Dataset entries
..............................

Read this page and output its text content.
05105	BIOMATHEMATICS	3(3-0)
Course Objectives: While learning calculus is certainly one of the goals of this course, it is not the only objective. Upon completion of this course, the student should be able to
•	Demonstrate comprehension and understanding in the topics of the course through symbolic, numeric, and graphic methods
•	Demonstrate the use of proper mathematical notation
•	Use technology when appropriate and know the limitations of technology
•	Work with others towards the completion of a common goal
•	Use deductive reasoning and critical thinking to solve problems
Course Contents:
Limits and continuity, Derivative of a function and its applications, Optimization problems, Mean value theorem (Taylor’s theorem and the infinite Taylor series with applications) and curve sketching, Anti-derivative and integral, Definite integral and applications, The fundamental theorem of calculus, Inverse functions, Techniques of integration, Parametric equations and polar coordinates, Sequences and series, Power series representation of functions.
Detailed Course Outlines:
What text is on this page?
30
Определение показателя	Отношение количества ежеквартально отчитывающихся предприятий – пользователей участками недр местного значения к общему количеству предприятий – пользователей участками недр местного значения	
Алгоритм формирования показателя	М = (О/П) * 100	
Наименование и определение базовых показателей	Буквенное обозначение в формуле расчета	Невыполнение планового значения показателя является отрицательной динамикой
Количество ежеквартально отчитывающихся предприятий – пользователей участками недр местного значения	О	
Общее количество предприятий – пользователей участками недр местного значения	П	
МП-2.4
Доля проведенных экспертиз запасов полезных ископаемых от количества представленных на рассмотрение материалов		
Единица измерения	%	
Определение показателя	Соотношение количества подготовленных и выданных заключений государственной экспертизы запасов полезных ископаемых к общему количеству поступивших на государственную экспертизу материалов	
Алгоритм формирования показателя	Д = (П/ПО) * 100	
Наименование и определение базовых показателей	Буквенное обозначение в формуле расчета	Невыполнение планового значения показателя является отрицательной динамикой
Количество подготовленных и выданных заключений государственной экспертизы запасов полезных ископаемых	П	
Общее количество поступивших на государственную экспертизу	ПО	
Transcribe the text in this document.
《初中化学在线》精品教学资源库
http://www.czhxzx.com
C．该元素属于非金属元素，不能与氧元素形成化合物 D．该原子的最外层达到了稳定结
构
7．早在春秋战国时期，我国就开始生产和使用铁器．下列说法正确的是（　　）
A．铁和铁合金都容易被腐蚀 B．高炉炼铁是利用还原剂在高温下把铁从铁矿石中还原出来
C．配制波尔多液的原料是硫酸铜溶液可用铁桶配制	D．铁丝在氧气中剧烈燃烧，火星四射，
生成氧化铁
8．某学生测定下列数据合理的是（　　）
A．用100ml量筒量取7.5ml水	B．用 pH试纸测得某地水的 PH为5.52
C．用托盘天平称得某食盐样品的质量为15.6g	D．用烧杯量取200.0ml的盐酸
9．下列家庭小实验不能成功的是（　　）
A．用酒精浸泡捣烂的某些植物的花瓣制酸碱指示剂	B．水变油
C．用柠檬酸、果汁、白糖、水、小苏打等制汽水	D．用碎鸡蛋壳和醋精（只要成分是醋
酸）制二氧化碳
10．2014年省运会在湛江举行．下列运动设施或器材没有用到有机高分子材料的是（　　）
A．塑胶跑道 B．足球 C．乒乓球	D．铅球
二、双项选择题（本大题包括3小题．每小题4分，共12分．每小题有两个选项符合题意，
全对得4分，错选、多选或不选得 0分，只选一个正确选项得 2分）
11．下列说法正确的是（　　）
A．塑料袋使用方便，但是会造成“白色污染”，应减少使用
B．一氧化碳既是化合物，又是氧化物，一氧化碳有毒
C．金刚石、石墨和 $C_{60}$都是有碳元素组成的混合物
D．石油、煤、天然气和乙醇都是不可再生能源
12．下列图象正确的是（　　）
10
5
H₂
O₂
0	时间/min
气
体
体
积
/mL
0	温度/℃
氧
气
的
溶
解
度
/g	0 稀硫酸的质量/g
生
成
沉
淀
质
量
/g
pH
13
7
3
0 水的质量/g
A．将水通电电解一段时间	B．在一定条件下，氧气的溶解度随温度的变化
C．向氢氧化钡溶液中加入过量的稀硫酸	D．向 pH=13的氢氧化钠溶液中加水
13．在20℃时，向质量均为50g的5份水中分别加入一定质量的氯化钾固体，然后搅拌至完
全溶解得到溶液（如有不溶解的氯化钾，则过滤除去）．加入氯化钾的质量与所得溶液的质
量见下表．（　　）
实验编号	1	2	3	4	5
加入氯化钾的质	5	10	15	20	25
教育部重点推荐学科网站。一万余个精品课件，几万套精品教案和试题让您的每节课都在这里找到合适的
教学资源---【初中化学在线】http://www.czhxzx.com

..............................

• _Written exercise_
Copy out each line exactly.

• _Response below_
Read this page and output its text content.
05105	BIOMATHEMATICS	3(3-0)
Course Objectives: While learning calculus is certainly one of the goals of this course, it is not the only objective. Upon completion of this course, the student should be able to
•	Demonstrate comprehension and understanding in the topics of the course through symbolic, numeric, and graphic methods
•	Demonstrate the use of proper mathematical notation
•	Use technology when appropriate and know the limitations of technology
•	Work with others towards the completion of a common goal
•	Use deductive reasoning and critical thinking to solve problems
Course Contents:
Limits and continuity, Derivative of a function and its applications, Optimization problems, Mean value theorem (Taylor’s theorem and the infinite Taylor series with applications) and curve sketching, Anti-derivative and integral, Definite integral and applications, The fundamental theorem of calculus, Inverse functions, Techniques of integration, Parametric equations and polar coordinates, Sequences and series, Power series representation of functions.
Detailed Course Outlines:
What text is on this page?
30
Определение показателя	Отношение количества ежеквартально отчитывающихся предприятий – пользователей участками недр местного значения к общему количеству предприятий – пользователей участками недр местного значения	
Алгоритм формирования показателя	М = (О/П) * 100	
Наименование и определение базовых показателей	Буквенное обозначение в формуле расчета	Невыполнение планового значения показателя является отрицательной динамикой
Количество ежеквартально отчитывающихся предприятий – пользователей участками недр местного значения	О	
Общее количество предприятий – пользователей участками недр местного значения	П	
МП-2.4
Доля проведенных экспертиз запасов полезных ископаемых от количества представленных на рассмотрение материалов		
Единица измерения	%	
Определение показателя	Соотношение количества подготовленных и выданных заключений государственной экспертизы запасов полезных ископаемых к общему количеству поступивших на государственную экспертизу материалов	
Алгоритм формирования показателя	Д = (П/ПО) * 100	
Наименование и определение базовых показателей	Буквенное обозначение в формуле расчета	Невыполнение планового значения показателя является отрицательной динамикой
Количество подготовленных и выданных заключений государственной экспертизы запасов полезных ископаемых	П	
Общее количество поступивших на государственную экспертизу	ПО	
Transcribe the text in this document.
《初中化学在线》精品教学资源库
http://www.czhxzx.com
C．该元素属于非金属元素，不能与氧元素形成化合物 D．该原子的最外层达到了稳定结
构
7．早在春秋战国时期，我国就开始生产和使用铁器．下列说法正确的是（　　）
A．铁和铁合金都容易被腐蚀 B．高炉炼铁是利用还原剂在高温下把铁从铁矿石中还原出来
C．配制波尔多液的原料是硫酸铜溶液可用铁桶配制	D．铁丝在氧气中剧烈燃烧，火星四射，
生成氧化铁
8．某学生测定下列数据合理的是（　　）
A．用100ml量筒量取7.5ml水	B．用 pH试纸测得某地水的 PH为5.52
C．用托盘天平称得某食盐样品的质量为15.6g	D．用烧杯量取200.0ml的盐酸
9．下列家庭小实验不能成功的是（　　）
A．用酒精浸泡捣烂的某些植物的花瓣制酸碱指示剂	B．水变油
C．用柠檬酸、果汁、白糖、水、小苏打等制汽水	D．用碎鸡蛋壳和醋精（只要成分是醋
酸）制二氧化碳
10．2014年省运会在湛江举行．下列运动设施或器材没有用到有机高分子材料的是（　　）
A．塑胶跑道 B．足球 C．乒乓球	D．铅球
二、双项选择题（本大题包括3小题．每小题4分，共12分．每小题有两个选项符合题意，
全对得4分，错选、多选或不选得 0分，只选一个正确选项得 2分）
11．下列说法正确的是（　　）
A．塑料袋使用方便，但是会造成“白色污染”，应减少使用
B．一氧化碳既是化合物，又是氧化物，一氧化碳有毒
C．金刚石、石墨和 $C_{60}$都是有碳元素组成的混合物
D．石油、煤、天然气和乙醇都是不可再生能源
12．下列图象正确的是（　　）
10
5
H₂
O₂
0	时间/min
气
体
体
积
/mL
0	温度/℃
氧
气
的
溶
解
度
/g	0 稀硫酸的质量/g
生
成
沉
淀
质
量
/g
pH
13
7
3
0 水的质量/g
A．将水通电电解一段时间	B．在一定条件下，氧气的溶解度随温度的变化
C．向氢氧化钡溶液中加入过量的稀硫酸	D．向 pH=13的氢氧化钠溶液中加水
13．在20℃时，向质量均为50g的5份水中分别加入一定质量的氯化钾固体，然后搅拌至完
全溶解得到溶液（如有不溶解的氯化钾，则过滤除去）．加入氯化钾的质量与所得溶液的质
量见下表．（　　）
实验编号	1	2	3	4	5
加入氯化钾的质	5	10	15	20	25
教育部重点推荐学科网站。一万余个精品课件，几万套精品教案和试题让您的每节课都在这里找到合适的
教学资源---【初中化学在线】http://www.czhxzx.com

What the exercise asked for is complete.